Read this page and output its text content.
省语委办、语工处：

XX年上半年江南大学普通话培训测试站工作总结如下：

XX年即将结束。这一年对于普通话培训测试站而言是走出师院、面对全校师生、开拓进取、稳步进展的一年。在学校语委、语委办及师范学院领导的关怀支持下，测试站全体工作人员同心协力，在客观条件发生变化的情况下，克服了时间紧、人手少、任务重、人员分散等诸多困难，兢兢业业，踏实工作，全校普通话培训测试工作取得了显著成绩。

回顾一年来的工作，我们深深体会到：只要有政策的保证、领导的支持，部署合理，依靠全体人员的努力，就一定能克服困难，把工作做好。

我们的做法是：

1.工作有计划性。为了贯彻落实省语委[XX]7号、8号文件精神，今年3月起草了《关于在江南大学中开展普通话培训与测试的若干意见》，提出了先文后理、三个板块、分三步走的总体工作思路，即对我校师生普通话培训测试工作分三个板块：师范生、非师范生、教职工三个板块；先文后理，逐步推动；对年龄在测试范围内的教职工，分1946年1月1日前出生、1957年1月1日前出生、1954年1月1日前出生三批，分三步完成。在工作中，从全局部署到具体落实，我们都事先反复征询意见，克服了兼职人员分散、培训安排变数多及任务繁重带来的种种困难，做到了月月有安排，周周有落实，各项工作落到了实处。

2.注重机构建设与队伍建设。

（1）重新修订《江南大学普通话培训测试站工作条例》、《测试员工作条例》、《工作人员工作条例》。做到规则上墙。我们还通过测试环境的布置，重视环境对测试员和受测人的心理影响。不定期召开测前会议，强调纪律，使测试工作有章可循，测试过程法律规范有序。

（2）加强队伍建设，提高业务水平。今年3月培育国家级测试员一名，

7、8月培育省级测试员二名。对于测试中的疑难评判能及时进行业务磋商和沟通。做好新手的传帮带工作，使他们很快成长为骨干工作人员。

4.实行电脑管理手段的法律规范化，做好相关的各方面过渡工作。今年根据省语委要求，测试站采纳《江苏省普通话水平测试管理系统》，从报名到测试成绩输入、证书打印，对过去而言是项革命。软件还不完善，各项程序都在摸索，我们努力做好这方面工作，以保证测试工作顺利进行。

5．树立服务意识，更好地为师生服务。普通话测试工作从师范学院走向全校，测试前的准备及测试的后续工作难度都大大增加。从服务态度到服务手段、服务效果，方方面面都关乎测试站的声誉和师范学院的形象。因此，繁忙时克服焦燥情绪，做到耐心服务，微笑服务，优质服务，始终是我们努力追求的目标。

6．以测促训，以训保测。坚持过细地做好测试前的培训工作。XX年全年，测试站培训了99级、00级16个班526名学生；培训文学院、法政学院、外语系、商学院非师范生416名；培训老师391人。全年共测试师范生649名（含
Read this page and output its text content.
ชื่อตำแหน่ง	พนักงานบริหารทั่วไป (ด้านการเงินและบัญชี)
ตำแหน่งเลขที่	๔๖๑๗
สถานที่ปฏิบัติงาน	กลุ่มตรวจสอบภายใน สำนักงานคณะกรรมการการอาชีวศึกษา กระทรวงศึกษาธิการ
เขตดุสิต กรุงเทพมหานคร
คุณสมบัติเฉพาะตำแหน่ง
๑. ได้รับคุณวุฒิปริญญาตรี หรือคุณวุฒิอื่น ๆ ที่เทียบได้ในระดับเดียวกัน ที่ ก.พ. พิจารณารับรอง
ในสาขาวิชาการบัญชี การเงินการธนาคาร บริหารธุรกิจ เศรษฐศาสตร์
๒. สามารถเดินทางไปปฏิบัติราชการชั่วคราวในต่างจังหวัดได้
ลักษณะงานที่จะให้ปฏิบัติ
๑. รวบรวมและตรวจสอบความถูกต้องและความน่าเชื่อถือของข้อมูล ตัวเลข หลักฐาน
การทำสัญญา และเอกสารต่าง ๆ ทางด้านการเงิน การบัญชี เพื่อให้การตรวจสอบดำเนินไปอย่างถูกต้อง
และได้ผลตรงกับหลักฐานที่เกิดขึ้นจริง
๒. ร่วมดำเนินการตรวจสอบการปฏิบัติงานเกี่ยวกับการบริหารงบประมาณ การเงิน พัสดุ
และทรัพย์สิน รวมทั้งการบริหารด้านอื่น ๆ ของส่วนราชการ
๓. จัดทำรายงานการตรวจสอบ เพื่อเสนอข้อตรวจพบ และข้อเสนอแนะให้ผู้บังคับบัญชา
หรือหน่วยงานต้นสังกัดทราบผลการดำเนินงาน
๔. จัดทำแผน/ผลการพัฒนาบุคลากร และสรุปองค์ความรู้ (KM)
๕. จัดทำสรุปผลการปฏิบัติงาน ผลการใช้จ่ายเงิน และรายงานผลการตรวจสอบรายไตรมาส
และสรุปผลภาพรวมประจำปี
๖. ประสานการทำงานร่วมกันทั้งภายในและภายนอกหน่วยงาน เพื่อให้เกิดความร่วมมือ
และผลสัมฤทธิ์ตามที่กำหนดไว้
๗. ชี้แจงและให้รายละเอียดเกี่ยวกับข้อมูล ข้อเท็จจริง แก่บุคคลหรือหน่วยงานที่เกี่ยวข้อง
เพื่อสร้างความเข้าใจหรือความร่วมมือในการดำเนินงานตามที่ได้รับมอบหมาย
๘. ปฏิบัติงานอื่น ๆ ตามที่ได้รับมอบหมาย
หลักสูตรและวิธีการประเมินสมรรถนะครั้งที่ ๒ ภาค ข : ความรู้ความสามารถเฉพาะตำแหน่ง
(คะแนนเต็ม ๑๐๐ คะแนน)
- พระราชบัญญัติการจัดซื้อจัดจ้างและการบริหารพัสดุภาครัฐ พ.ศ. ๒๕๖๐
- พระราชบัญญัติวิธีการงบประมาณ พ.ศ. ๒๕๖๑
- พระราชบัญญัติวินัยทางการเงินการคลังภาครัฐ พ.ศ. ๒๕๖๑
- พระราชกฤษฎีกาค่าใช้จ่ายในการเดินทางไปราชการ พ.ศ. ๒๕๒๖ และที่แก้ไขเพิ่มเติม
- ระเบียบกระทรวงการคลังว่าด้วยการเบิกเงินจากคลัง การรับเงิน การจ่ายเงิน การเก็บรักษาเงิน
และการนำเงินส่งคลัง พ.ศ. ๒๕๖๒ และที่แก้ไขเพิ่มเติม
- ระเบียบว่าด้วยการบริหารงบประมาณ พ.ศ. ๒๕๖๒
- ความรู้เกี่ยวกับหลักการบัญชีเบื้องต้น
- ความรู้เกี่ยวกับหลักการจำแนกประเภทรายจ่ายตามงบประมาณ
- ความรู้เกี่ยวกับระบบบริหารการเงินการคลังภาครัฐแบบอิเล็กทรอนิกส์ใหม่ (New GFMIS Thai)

Problem details
Only a number is needed: how many lines of the material above contain "ายเง"?

Expected answer
2